(Stored records)
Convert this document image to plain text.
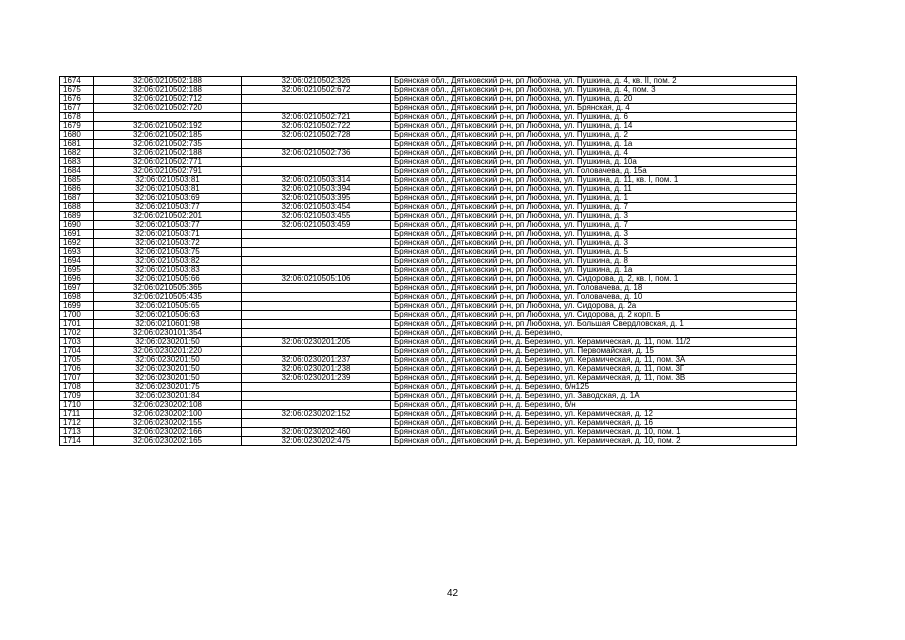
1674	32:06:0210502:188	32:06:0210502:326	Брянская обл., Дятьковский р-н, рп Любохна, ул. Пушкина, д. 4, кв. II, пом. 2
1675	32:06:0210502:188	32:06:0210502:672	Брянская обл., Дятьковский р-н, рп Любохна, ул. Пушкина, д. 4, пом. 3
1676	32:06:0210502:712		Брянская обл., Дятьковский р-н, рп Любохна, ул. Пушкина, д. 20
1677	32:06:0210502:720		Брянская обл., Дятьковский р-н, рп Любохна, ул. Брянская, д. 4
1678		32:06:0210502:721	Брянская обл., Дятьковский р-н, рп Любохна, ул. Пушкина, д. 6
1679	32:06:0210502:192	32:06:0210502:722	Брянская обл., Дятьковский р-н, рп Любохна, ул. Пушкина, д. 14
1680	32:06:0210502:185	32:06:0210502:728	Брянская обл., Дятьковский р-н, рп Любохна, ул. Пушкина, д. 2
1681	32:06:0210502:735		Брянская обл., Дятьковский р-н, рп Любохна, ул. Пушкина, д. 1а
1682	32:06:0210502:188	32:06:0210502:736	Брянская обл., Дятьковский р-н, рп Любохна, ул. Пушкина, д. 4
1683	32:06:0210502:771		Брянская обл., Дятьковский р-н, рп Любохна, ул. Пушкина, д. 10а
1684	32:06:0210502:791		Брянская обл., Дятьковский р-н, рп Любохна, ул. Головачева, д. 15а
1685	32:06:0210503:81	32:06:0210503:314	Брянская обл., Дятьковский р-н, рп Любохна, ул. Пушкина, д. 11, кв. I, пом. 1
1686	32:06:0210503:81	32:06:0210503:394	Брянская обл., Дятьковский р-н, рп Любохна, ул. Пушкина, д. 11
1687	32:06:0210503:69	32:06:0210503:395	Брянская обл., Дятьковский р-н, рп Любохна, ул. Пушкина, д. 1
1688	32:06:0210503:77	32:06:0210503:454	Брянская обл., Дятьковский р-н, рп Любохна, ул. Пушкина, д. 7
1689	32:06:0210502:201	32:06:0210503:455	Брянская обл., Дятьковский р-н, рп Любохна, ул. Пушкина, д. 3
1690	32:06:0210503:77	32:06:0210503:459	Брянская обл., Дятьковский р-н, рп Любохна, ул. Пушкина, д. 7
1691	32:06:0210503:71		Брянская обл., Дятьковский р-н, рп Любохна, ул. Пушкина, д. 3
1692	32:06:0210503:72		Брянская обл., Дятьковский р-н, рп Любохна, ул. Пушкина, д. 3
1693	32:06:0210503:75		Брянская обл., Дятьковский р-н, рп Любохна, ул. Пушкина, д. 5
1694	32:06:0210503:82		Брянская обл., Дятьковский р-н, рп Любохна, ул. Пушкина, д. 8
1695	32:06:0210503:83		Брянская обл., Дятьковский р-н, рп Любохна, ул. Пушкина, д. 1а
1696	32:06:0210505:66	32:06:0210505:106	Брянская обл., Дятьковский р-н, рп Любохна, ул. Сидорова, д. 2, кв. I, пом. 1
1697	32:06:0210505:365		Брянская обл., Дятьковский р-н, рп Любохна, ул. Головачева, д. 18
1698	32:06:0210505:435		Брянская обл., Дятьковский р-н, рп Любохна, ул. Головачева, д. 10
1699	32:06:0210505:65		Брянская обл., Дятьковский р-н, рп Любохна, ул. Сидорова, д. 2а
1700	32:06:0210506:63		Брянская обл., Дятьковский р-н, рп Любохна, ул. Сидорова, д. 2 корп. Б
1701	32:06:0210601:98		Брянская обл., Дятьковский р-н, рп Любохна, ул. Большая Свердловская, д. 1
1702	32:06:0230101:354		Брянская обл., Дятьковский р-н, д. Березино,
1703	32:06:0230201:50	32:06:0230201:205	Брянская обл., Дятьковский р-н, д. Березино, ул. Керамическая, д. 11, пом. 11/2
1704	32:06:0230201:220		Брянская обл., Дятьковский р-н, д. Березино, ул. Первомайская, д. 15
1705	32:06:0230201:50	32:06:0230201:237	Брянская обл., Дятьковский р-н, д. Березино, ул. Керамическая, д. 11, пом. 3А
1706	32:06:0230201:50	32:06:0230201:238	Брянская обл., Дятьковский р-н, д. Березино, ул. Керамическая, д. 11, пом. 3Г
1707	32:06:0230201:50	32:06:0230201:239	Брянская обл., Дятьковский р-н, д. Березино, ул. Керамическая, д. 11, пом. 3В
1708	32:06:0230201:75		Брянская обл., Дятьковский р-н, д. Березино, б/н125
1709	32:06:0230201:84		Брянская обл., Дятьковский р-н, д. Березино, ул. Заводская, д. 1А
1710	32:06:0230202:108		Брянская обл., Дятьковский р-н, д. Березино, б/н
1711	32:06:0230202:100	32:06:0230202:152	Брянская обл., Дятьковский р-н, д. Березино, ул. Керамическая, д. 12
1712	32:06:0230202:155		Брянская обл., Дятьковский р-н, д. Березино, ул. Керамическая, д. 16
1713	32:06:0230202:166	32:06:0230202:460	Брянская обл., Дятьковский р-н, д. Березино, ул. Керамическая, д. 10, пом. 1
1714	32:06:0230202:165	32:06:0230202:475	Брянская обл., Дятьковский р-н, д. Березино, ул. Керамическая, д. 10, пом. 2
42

==

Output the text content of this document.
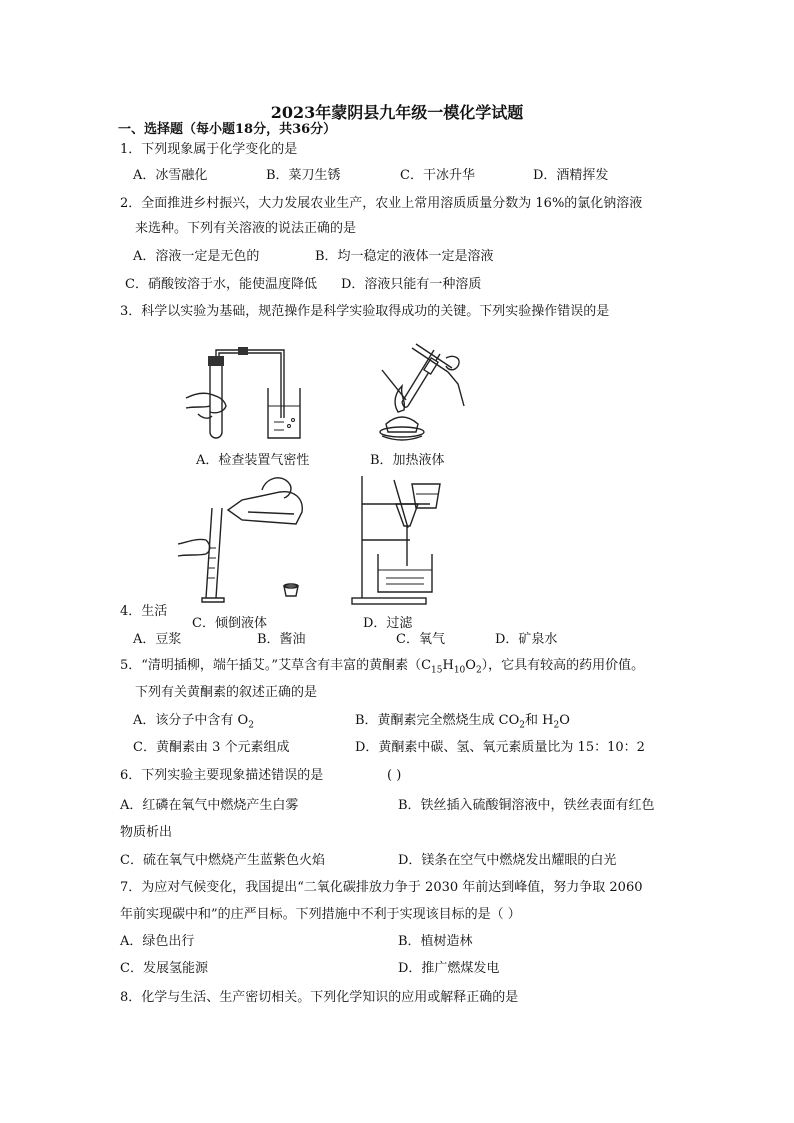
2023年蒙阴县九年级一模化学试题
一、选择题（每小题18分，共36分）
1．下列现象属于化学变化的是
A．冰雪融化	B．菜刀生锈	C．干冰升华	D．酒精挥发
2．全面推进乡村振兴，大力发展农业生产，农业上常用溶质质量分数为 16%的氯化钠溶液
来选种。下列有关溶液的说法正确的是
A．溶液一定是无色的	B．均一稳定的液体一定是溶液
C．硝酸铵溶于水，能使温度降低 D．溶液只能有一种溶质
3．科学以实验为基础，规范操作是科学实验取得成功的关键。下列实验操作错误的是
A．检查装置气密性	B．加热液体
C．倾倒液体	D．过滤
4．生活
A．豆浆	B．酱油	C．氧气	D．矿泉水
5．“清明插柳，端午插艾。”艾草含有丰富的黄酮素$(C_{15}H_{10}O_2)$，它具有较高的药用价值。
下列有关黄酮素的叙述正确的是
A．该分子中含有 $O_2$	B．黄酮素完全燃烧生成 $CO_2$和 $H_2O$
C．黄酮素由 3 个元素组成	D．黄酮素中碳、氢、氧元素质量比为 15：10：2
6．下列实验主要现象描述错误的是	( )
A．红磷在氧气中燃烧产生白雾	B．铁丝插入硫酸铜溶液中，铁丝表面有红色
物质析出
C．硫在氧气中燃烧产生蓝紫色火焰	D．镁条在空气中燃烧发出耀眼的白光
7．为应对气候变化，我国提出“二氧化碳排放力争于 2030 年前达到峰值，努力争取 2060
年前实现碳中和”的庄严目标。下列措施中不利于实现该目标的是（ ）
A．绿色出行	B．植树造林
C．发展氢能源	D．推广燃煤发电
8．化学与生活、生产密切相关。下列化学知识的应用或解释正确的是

...

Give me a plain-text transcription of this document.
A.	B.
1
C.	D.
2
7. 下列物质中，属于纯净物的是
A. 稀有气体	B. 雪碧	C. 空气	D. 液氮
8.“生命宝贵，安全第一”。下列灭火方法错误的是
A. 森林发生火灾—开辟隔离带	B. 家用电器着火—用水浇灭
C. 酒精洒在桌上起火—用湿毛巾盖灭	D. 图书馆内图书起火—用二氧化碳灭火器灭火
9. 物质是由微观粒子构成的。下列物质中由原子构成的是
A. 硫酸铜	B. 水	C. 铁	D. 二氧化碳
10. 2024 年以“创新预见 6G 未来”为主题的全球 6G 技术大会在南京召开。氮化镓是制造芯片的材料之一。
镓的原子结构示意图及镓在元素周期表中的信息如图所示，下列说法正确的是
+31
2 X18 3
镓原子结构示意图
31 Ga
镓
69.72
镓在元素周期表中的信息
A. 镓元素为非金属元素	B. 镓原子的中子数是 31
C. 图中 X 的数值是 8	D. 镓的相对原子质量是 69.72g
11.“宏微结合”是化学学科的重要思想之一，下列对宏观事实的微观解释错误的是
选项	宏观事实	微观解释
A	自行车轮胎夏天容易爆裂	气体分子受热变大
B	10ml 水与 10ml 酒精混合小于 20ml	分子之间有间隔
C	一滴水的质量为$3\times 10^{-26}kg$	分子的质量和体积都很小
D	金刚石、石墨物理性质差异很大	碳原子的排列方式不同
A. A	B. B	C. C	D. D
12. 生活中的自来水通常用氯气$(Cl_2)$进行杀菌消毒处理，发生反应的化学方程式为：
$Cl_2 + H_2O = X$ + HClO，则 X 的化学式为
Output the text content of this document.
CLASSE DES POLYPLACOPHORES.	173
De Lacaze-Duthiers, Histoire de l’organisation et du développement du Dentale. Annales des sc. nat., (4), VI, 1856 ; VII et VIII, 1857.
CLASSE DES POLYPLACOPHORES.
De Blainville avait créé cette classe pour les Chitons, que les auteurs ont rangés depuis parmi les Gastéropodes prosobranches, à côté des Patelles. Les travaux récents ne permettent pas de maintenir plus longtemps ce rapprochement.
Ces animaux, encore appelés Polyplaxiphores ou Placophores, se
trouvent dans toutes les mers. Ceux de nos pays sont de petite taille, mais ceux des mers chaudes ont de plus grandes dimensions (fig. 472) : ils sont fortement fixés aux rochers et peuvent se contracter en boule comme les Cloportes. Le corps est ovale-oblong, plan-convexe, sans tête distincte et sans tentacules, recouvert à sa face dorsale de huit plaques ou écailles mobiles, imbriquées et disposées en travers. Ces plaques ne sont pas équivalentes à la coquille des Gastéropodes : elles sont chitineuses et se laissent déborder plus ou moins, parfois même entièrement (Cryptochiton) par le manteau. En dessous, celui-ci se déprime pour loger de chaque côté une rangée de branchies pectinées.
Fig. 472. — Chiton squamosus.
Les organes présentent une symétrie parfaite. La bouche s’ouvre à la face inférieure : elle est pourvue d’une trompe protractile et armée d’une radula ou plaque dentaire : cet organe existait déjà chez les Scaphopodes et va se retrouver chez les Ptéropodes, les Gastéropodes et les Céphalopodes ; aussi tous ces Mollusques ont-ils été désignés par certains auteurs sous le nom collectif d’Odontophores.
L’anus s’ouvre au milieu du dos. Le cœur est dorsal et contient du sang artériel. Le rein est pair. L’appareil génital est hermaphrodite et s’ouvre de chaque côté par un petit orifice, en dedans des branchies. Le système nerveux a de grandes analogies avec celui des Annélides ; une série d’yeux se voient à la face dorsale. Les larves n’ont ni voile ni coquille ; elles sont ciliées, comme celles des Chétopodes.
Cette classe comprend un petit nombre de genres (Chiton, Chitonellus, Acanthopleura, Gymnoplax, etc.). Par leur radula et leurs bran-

**What is required:**
State the number of lines holding the word "branchies" in the listing. Add nothing else.

**Reply:**
2